▶ **The request**
Using the material that follows, identify and copy each line with the string "this".

▶ **Listed records**

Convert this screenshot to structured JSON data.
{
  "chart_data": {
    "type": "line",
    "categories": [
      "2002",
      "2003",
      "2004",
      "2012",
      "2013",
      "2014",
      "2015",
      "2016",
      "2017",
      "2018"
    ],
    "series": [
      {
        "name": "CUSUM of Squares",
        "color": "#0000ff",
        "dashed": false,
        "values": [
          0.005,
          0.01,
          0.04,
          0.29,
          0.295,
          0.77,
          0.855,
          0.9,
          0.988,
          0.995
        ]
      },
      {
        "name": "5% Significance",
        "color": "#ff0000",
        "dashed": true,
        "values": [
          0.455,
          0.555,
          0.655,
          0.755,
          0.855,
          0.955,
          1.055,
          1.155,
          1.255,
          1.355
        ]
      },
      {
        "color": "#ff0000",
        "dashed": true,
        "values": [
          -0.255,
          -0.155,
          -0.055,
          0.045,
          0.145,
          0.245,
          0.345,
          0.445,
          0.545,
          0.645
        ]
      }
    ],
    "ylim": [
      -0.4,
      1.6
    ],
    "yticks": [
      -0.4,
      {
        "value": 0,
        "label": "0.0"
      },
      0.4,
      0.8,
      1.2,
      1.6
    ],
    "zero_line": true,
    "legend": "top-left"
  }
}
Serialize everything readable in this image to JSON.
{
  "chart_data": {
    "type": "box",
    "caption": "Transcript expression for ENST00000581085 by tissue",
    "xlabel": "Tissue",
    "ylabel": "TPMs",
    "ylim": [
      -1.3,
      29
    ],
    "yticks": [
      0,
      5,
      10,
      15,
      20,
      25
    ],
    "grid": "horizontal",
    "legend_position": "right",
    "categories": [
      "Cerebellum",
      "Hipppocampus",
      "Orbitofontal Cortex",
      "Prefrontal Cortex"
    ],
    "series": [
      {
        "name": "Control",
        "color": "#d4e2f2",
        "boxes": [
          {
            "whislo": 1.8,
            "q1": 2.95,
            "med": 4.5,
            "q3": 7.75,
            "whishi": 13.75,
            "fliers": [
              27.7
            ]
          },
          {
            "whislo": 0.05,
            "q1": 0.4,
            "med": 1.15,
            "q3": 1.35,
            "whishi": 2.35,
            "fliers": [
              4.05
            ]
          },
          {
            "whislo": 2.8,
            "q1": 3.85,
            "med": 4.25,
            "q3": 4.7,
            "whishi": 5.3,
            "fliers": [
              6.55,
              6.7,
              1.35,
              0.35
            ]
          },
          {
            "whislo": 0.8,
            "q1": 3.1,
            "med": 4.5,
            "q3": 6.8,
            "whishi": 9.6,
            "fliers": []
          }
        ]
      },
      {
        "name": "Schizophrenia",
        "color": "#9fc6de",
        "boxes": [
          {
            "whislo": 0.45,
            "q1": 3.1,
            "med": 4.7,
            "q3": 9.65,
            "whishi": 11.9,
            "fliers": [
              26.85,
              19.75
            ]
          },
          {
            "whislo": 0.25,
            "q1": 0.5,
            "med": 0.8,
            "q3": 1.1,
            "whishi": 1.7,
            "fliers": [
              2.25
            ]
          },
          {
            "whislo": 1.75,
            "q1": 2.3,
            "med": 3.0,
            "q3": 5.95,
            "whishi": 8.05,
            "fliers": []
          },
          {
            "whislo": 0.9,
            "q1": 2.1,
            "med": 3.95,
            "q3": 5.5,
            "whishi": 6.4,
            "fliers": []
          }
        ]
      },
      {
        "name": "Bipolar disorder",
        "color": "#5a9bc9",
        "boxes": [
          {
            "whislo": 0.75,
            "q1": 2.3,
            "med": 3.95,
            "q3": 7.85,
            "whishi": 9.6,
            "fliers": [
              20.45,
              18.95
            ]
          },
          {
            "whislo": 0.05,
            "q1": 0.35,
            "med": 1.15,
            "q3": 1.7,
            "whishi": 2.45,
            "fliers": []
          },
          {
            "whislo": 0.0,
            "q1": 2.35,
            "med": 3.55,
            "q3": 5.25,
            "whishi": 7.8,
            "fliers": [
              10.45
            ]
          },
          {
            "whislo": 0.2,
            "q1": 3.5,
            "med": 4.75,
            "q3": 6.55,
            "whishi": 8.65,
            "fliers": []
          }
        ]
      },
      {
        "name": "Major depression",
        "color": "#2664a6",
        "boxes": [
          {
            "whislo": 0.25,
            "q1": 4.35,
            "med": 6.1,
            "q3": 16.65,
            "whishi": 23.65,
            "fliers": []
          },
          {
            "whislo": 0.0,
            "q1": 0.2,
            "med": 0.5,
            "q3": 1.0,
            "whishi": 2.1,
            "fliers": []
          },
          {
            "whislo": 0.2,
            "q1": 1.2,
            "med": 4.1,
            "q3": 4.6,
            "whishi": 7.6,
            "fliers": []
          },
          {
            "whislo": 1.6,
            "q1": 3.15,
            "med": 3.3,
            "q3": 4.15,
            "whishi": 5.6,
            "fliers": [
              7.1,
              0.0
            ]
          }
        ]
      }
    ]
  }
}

▶ **Expected answer**
Convert this screenshot to structured JSON data.
Serialize everything readable in this image to JSON.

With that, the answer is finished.